**Aim of the task**
Copy the lines holding the word "NOAA", all of them.
========================
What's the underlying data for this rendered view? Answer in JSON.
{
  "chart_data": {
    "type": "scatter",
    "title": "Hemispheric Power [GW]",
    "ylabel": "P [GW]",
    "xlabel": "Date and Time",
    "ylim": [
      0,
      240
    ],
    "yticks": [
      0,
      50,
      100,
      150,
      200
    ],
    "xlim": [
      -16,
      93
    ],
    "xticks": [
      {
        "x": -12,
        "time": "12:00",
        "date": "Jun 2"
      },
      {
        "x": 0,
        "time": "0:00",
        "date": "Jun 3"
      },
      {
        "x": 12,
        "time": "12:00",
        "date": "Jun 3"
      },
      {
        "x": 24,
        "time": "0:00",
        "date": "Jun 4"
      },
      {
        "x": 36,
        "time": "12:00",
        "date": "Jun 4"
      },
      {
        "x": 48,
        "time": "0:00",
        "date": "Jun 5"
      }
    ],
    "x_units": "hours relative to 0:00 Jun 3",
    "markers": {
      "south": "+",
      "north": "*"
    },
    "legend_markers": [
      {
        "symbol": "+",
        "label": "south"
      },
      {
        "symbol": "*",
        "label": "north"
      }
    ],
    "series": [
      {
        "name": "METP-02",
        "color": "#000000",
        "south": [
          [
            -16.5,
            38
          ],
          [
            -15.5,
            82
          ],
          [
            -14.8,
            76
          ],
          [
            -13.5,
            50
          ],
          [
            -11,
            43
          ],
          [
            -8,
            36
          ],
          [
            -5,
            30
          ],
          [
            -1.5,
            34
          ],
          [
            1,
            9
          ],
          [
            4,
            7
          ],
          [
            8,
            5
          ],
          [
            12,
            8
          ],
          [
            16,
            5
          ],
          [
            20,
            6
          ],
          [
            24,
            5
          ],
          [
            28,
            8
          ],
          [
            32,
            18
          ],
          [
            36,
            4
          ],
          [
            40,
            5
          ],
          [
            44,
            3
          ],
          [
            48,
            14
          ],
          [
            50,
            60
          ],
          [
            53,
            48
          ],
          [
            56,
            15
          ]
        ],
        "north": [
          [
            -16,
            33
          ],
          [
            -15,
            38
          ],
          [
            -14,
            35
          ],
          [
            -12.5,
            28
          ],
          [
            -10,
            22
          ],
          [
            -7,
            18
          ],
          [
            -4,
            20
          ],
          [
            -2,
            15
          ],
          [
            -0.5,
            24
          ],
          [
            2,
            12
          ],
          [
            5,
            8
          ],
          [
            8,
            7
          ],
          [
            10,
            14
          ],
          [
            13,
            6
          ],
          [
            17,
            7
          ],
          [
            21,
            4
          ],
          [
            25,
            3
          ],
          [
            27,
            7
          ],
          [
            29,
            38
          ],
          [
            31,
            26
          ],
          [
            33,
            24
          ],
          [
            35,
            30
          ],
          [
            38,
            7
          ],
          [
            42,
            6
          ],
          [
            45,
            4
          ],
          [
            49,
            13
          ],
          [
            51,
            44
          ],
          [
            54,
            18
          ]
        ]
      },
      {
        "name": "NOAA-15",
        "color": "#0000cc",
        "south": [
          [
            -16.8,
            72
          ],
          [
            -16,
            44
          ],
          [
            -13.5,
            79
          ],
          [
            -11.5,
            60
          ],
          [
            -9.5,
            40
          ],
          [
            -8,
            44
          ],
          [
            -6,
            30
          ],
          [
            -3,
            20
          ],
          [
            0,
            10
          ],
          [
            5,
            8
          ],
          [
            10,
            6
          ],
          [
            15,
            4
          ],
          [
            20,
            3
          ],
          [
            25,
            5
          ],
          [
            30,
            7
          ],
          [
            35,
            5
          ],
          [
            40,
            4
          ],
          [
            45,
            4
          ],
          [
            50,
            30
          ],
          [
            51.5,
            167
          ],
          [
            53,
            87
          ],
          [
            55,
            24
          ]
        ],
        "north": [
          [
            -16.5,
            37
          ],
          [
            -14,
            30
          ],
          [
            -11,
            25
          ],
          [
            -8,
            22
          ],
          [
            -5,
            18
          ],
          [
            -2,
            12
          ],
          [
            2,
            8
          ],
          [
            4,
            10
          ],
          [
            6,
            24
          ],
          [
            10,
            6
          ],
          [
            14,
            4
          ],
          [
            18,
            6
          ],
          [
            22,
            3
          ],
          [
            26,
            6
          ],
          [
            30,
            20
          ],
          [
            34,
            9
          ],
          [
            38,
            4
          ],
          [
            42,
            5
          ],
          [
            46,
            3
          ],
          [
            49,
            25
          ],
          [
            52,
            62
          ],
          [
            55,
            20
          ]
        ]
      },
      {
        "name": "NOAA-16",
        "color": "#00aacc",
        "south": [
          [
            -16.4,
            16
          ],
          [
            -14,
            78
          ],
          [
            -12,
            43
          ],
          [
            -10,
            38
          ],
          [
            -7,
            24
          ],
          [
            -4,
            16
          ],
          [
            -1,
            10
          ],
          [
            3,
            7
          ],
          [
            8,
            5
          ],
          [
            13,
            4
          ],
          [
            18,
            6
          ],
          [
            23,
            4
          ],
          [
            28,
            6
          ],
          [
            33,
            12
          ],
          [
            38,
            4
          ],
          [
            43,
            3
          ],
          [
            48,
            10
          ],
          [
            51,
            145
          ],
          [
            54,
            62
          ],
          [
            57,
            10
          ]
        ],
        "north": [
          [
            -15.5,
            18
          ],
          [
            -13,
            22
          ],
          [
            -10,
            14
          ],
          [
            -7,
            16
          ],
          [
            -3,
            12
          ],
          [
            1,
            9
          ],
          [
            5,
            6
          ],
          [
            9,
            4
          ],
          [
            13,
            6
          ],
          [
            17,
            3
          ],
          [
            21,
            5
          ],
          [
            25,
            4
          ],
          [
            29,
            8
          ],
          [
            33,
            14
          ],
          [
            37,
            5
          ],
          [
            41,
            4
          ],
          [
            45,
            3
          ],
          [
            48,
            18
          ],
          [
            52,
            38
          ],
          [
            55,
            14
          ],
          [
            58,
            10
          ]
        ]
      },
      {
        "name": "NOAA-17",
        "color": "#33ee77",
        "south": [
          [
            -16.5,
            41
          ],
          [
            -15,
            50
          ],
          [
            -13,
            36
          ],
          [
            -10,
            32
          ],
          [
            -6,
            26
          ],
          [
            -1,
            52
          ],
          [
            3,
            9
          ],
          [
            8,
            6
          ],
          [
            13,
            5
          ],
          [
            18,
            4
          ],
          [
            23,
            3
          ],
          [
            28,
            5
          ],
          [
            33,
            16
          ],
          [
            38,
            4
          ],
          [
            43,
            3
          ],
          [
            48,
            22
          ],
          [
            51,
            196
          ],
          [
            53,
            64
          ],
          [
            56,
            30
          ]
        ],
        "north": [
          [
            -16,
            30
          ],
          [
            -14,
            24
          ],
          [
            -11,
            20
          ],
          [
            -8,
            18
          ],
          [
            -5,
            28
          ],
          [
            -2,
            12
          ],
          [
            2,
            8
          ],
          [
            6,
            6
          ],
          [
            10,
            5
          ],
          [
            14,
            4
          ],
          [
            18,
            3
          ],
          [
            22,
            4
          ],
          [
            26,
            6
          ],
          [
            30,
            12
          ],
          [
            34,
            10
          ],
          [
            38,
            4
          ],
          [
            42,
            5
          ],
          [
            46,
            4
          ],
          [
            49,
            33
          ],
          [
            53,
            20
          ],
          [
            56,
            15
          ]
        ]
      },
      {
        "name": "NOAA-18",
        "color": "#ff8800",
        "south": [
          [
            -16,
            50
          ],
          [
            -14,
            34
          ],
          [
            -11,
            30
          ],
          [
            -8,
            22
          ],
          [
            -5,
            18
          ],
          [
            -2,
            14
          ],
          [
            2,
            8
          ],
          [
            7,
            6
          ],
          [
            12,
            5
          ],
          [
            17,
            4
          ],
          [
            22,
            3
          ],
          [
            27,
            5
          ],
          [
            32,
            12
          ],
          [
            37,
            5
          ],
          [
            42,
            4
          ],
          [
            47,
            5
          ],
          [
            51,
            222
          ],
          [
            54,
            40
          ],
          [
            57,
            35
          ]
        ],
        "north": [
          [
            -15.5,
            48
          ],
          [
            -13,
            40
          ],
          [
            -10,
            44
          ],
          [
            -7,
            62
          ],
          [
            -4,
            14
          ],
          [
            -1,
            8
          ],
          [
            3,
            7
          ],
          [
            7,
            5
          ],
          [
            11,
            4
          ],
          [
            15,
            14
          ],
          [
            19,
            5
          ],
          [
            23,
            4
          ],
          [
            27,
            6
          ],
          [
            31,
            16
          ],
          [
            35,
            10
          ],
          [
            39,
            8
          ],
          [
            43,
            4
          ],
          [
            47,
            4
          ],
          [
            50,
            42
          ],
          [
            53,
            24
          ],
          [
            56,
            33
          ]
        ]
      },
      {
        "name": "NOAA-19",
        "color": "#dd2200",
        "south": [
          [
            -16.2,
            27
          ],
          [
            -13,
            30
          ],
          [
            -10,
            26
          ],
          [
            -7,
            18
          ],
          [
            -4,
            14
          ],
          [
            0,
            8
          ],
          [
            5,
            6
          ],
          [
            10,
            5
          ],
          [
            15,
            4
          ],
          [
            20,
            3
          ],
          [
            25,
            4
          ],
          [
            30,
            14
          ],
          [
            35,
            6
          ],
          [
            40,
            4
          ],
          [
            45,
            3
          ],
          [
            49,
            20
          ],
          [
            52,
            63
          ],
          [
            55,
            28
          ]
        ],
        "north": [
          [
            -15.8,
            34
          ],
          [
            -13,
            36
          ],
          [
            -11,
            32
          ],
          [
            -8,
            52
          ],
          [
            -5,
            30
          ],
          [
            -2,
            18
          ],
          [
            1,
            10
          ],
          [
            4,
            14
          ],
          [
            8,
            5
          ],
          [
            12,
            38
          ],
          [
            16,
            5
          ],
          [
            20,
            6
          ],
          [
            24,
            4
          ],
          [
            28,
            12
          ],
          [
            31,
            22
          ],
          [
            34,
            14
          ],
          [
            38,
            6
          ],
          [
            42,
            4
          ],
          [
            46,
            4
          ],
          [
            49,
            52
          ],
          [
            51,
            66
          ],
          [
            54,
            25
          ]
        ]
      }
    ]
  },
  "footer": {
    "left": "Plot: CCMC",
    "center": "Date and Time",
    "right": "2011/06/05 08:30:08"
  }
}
========================
**Output for this exercise**
        "name": "NOAA-15",
        "name": "NOAA-16",
        "name": "NOAA-17",
        "name": "NOAA-18",
        "name": "NOAA-19",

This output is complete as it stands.